-------- Material for this exercise --------

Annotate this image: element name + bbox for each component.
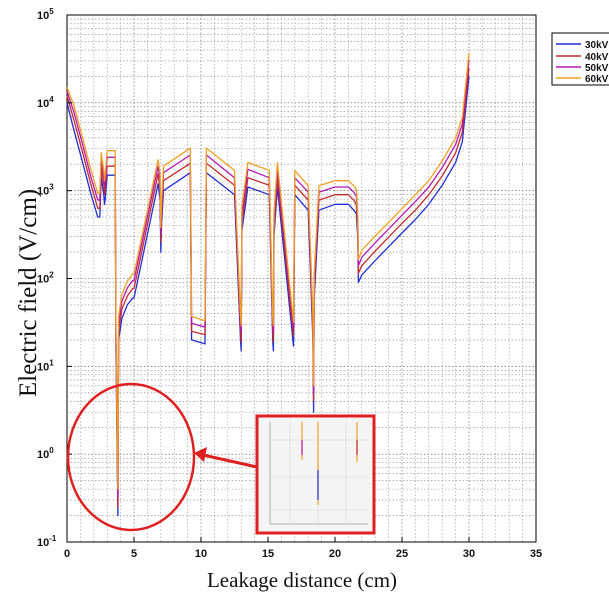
x-tick-label: 10 [195, 548, 207, 560]
legend: 30kV 40kV 50kV 60kV [552, 33, 609, 85]
legend-label-30kv: 30kV [585, 40, 609, 51]
x-axis-label: Leakage distance (cm) [207, 568, 397, 592]
y-axis-label: Electric field (V/cm) [15, 189, 42, 397]
legend-label-40kv: 40kV [585, 52, 609, 63]
y-tick-label: 100 [37, 446, 54, 461]
legend-label-50kv: 50kV [585, 63, 609, 74]
x-tick-label: 35 [530, 548, 542, 560]
x-tick-label: 25 [396, 548, 408, 560]
x-tick-label: 5 [131, 548, 137, 560]
x-tick-label: 0 [64, 548, 70, 560]
y-tick-label: 105 [37, 7, 54, 22]
x-tick-label: 15 [262, 548, 274, 560]
x-tick-label: 20 [329, 548, 341, 560]
legend-label-60kv: 60kV [585, 74, 609, 85]
y-tick-label: 104 [37, 95, 54, 110]
x-tick-label: 30 [463, 548, 475, 560]
y-tick-label: 10-1 [37, 534, 57, 549]
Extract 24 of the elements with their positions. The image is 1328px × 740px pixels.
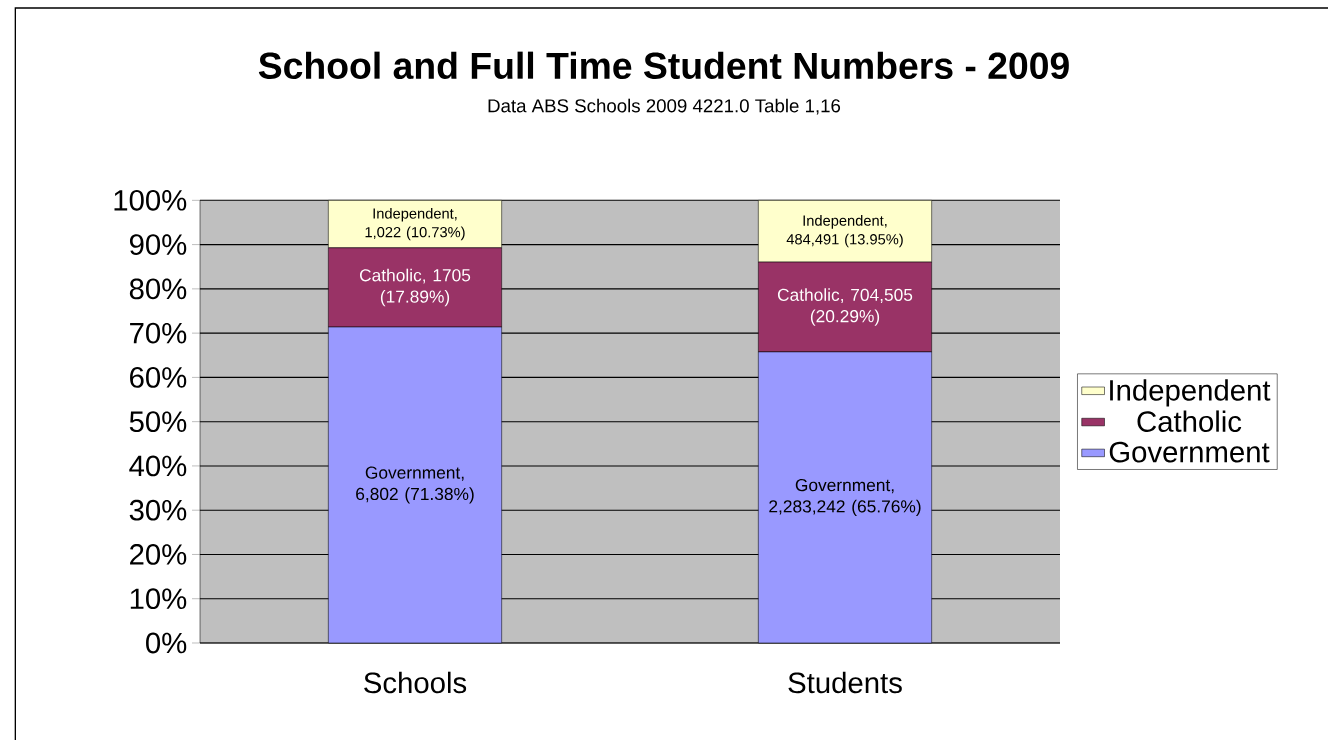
y-tick-label: 70% — [130, 322, 187, 344]
y-tick-label: 90% — [129, 234, 187, 255]
data-label: Independent, 484,491 (13.95%) — [786, 215, 903, 248]
chart-subtitle: Data ABS Schools 2009 4221.0 Table 1,16 — [488, 98, 841, 115]
y-tick-label: 60% — [130, 367, 187, 388]
x-tick-label: Schools — [364, 671, 467, 694]
y-tick-label: 0% — [146, 632, 187, 654]
y-tick-label: 40% — [129, 455, 187, 477]
data-label: Independent, 1,022 (10.73%) — [365, 207, 465, 241]
y-tick-label: 20% — [130, 544, 187, 565]
y-tick-label: 30% — [129, 499, 187, 521]
chart-title: School and Full Time Student Numbers - 2009 — [258, 51, 1069, 80]
y-tick-label: 100% — [114, 189, 187, 211]
y-tick-label: 50% — [129, 411, 187, 433]
x-tick-label: Students — [788, 671, 902, 694]
legend-label: Independent — [1110, 379, 1271, 407]
data-label: Government, 6,802 (71.38%) — [356, 466, 474, 504]
y-tick-label: 10% — [130, 588, 187, 610]
data-label: Catholic, 704,505 (20.29%) — [777, 288, 913, 326]
y-tick-label: 80% — [129, 278, 187, 300]
legend-label: Government — [1109, 441, 1270, 463]
data-label: Government, 2,283,242 (65.76%) — [769, 478, 921, 516]
legend-label: Catholic — [1137, 410, 1242, 432]
data-label: Catholic, 1705 (17.89%) — [360, 268, 471, 307]
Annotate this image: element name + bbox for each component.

--------

> [Requirements]: Turn all the material above into a JSON list of strings, with one string for each line and blank lines left out. Leave the pictures out.

> [Written reply]:
[
  "Annotate this image: element name + bbox for each component.",
  "x-tick-label: 10 [195, 548, 207, 560]",
  "legend: 30kV 40kV 50kV 60kV [552, 33, 609, 85]",
  "legend-label-30kv: 30kV [585, 40, 609, 51]",
  "x-axis-label: Leakage distance (cm) [207, 568, 397, 592]",
  "y-axis-label: Electric field (V/cm) [15, 189, 42, 397]",
  "legend-label-40kv: 40kV [585, 52, 609, 63]",
  "y-tick-label: 100 [37, 446, 54, 461]",
  "legend-label-50kv: 50kV [585, 63, 609, 74]",
  "x-tick-label: 35 [530, 548, 542, 560]",
  "x-tick-label: 25 [396, 548, 408, 560]",
  "x-tick-label: 5 [131, 548, 137, 560]",
  "x-tick-label: 0 [64, 548, 70, 560]",
  "y-tick-label: 105 [37, 7, 54, 22]",
  "x-tick-label: 15 [262, 548, 274, 560]",
  "x-tick-label: 20 [329, 548, 341, 560]",
  "legend-label-60kv: 60kV [585, 74, 609, 85]",
  "y-tick-label: 104 [37, 95, 54, 110]",
  "x-tick-label: 30 [463, 548, 475, 560]",
  "y-tick-label: 10-1 [37, 534, 57, 549]",
  "Extract 24 of the elements with their positions. The image is 1328px × 740px pixels.",
  "y-tick-label: 70% — [130, 322, 187, 344]",
  "y-tick-label: 90% — [129, 234, 187, 255]",
  "data-label: Independent, 484,491 (13.95%) — [786, 215, 903, 248]",
  "chart-subtitle: Data ABS Schools 2009 4221.0 Table 1,16 — [488, 98, 841, 115]",
  "y-tick-label: 60% — [130, 367, 187, 388]",
  "x-tick-label: Schools — [364, 671, 467, 694]",
  "y-tick-label: 0% — [146, 632, 187, 654]",
  "y-tick-label: 40% — [129, 455, 187, 477]",
  "data-label: Independent, 1,022 (10.73%) — [365, 207, 465, 241]",
  "y-tick-label: 20% — [130, 544, 187, 565]",
  "y-tick-label: 30% — [129, 499, 187, 521]",
  "chart-title: School and Full Time Student Numbers - 2009 — [258, 51, 1069, 80]",
  "y-tick-label: 100% — [114, 189, 187, 211]",
  "y-tick-label: 50% — [129, 411, 187, 433]",
  "x-tick-label: Students — [788, 671, 902, 694]",
  "legend-label: Independent — [1110, 379, 1271, 407]",
  "data-label: Government, 6,802 (71.38%) — [356, 466, 474, 504]",
  "y-tick-label: 10% — [130, 588, 187, 610]",
  "data-label: Catholic, 704,505 (20.29%) — [777, 288, 913, 326]",
  "y-tick-label: 80% — [129, 278, 187, 300]",
  "legend-label: Government — [1109, 441, 1270, 463]",
  "data-label: Government, 2,283,242 (65.76%) — [769, 478, 921, 516]",
  "legend-label: Catholic — [1137, 410, 1242, 432]",
  "data-label: Catholic, 1705 (17.89%) — [360, 268, 471, 307]",
  "Annotate this image: element name + bbox for each component."
]